• [EXERCISE PROMPT]: Count only the lines of the records that hold "คณะกรรมการ", then give the number without any other words.

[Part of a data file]
* * *

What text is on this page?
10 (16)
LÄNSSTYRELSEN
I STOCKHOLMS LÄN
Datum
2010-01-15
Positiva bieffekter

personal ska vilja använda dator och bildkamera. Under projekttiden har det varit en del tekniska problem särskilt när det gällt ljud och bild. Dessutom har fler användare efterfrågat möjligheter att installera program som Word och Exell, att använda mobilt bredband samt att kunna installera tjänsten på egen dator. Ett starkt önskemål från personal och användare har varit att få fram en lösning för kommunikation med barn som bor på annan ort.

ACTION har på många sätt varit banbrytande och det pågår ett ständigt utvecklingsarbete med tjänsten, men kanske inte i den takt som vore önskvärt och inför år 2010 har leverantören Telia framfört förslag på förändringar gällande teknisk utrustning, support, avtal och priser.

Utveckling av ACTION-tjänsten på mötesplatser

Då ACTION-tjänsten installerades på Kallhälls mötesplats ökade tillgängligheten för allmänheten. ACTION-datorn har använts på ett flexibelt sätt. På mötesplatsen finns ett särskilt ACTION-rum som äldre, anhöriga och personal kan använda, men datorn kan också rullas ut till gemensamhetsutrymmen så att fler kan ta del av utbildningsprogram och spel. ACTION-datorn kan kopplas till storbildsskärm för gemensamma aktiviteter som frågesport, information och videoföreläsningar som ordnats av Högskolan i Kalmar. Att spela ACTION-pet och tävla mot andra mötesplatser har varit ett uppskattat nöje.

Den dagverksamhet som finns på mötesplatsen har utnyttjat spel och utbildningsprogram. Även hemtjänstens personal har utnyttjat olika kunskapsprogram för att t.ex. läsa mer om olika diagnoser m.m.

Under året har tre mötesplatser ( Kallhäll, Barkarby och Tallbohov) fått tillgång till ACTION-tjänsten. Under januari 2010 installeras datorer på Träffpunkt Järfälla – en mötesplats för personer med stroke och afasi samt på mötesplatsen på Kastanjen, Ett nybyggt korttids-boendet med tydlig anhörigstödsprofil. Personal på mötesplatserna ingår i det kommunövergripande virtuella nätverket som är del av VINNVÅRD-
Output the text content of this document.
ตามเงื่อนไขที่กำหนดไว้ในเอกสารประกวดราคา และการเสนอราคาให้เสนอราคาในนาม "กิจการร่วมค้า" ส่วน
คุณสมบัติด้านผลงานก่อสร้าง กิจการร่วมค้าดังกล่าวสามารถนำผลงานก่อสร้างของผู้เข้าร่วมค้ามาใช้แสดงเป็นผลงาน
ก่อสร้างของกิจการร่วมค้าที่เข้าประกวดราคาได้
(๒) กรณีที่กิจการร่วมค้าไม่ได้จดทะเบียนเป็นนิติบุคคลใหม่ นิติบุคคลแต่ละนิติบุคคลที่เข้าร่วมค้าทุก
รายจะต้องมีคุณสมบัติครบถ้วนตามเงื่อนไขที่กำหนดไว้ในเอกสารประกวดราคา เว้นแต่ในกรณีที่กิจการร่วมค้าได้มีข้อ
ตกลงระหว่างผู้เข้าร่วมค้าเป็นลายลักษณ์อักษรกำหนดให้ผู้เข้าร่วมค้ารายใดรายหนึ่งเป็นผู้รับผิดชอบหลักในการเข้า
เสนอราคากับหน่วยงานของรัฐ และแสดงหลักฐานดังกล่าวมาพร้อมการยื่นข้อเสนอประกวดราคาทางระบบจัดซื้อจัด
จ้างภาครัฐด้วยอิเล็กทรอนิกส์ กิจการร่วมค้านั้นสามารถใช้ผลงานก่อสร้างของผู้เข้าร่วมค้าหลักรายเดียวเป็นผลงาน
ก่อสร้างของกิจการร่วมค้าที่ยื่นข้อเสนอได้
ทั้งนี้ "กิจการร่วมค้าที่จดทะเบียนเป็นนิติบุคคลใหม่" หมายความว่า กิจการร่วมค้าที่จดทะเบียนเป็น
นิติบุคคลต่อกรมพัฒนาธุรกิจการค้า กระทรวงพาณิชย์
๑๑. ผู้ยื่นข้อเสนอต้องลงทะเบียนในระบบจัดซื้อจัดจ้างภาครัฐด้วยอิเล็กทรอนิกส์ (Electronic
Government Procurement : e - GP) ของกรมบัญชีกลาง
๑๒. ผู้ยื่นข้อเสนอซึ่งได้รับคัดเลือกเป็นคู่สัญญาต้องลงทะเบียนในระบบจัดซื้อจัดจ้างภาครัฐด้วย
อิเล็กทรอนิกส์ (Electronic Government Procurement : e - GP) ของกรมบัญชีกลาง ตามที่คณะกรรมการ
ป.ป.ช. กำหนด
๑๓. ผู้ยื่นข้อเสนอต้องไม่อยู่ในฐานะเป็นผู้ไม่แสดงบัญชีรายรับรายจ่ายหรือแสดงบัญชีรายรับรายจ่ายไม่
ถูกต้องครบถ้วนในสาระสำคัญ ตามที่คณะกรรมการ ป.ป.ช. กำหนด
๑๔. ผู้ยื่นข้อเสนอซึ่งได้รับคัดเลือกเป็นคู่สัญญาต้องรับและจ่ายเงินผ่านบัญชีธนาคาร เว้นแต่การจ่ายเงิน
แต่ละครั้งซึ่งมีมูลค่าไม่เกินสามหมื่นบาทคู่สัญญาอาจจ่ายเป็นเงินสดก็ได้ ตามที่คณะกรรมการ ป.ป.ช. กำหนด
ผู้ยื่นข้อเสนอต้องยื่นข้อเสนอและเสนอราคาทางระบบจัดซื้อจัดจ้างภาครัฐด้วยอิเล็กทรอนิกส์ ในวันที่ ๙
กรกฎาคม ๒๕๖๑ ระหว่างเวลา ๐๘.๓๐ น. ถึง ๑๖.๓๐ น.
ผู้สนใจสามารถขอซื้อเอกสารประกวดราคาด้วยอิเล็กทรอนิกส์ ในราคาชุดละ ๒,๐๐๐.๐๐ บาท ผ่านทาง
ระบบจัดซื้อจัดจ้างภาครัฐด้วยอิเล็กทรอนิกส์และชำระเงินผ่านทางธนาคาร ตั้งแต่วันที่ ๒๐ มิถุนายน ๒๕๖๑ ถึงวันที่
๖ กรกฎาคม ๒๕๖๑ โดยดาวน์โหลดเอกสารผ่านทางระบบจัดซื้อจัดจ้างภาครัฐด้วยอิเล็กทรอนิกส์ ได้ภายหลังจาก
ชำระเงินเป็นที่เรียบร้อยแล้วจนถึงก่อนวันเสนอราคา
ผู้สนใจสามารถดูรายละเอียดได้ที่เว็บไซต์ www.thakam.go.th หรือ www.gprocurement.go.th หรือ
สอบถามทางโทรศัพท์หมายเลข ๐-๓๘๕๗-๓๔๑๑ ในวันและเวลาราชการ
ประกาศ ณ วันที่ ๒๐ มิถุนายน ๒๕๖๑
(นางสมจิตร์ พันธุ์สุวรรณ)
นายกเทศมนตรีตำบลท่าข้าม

* * *

• [WRITTEN ANSWER]: 3